## WHAT YOU HAVE TO DO
All entries must be extracted exactly, with nothing added or dropped.

## DATA ROWS
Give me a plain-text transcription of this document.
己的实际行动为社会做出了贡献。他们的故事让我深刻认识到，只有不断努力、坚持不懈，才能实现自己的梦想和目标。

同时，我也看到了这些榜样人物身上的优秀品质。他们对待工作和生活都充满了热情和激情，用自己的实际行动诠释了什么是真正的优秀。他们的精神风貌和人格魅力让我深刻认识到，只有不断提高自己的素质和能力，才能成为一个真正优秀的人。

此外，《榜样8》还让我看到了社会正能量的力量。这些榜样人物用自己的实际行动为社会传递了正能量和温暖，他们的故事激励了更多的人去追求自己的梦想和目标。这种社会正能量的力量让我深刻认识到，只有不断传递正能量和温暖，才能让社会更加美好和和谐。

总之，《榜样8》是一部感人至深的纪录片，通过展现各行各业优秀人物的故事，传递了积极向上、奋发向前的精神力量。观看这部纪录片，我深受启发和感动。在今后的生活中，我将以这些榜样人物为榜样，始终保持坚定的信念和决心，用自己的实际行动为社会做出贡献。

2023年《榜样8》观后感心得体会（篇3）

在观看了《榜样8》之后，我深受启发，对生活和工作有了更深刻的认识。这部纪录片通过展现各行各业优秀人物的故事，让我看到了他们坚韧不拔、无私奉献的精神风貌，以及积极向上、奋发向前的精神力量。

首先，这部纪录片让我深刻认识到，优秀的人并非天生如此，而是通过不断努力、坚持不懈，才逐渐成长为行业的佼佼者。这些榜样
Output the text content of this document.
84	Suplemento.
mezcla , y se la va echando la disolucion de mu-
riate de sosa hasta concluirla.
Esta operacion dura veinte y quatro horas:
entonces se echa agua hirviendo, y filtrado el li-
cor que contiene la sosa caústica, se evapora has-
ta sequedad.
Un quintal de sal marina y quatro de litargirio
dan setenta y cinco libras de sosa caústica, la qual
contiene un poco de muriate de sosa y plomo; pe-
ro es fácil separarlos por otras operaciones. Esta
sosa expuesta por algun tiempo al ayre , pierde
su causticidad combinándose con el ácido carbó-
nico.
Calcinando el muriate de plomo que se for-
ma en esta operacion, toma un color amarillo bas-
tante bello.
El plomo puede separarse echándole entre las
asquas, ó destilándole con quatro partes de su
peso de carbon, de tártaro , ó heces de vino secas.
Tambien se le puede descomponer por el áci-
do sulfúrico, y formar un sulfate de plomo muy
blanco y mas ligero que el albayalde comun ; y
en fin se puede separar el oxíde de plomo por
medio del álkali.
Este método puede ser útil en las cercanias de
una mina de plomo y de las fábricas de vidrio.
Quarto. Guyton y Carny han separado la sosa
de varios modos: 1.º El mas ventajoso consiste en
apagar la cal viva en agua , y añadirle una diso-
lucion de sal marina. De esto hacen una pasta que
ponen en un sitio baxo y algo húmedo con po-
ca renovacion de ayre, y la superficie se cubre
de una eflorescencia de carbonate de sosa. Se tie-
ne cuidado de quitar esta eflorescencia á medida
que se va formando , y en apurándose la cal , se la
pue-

## WRITTEN REPLY
Give me a plain-text transcription of this document.
己的实际行动为社会做出了贡献。他们的故事让我深刻认识到，只有不断努力、坚持不懈，才能实现自己的梦想和目标。

同时，我也看到了这些榜样人物身上的优秀品质。他们对待工作和生活都充满了热情和激情，用自己的实际行动诠释了什么是真正的优秀。他们的精神风貌和人格魅力让我深刻认识到，只有不断提高自己的素质和能力，才能成为一个真正优秀的人。

此外，《榜样8》还让我看到了社会正能量的力量。这些榜样人物用自己的实际行动为社会传递了正能量和温暖，他们的故事激励了更多的人去追求自己的梦想和目标。这种社会正能量的力量让我深刻认识到，只有不断传递正能量和温暖，才能让社会更加美好和和谐。

总之，《榜样8》是一部感人至深的纪录片，通过展现各行各业优秀人物的故事，传递了积极向上、奋发向前的精神力量。观看这部纪录片，我深受启发和感动。在今后的生活中，我将以这些榜样人物为榜样，始终保持坚定的信念和决心，用自己的实际行动为社会做出贡献。

2023年《榜样8》观后感心得体会（篇3）

在观看了《榜样8》之后，我深受启发，对生活和工作有了更深刻的认识。这部纪录片通过展现各行各业优秀人物的故事，让我看到了他们坚韧不拔、无私奉献的精神风貌，以及积极向上、奋发向前的精神力量。

首先，这部纪录片让我深刻认识到，优秀的人并非天生如此，而是通过不断努力、坚持不懈，才逐渐成长为行业的佼佼者。这些榜样
Output the text content of this document.
84	Suplemento.
mezcla , y se la va echando la disolucion de mu-
riate de sosa hasta concluirla.
Esta operacion dura veinte y quatro horas:
entonces se echa agua hirviendo, y filtrado el li-
cor que contiene la sosa caústica, se evapora has-
ta sequedad.
Un quintal de sal marina y quatro de litargirio
dan setenta y cinco libras de sosa caústica, la qual
contiene un poco de muriate de sosa y plomo; pe-
ro es fácil separarlos por otras operaciones. Esta
sosa expuesta por algun tiempo al ayre , pierde
su causticidad combinándose con el ácido carbó-
nico.
Calcinando el muriate de plomo que se for-
ma en esta operacion, toma un color amarillo bas-
tante bello.
El plomo puede separarse echándole entre las
asquas, ó destilándole con quatro partes de su
peso de carbon, de tártaro , ó heces de vino secas.
Tambien se le puede descomponer por el áci-
do sulfúrico, y formar un sulfate de plomo muy
blanco y mas ligero que el albayalde comun ; y
en fin se puede separar el oxíde de plomo por
medio del álkali.
Este método puede ser útil en las cercanias de
una mina de plomo y de las fábricas de vidrio.
Quarto. Guyton y Carny han separado la sosa
de varios modos: 1.º El mas ventajoso consiste en
apagar la cal viva en agua , y añadirle una diso-
lucion de sal marina. De esto hacen una pasta que
ponen en un sitio baxo y algo húmedo con po-
ca renovacion de ayre, y la superficie se cubre
de una eflorescencia de carbonate de sosa. Se tie-
ne cuidado de quitar esta eflorescencia á medida
que se va formando , y en apurándose la cal , se la
pue-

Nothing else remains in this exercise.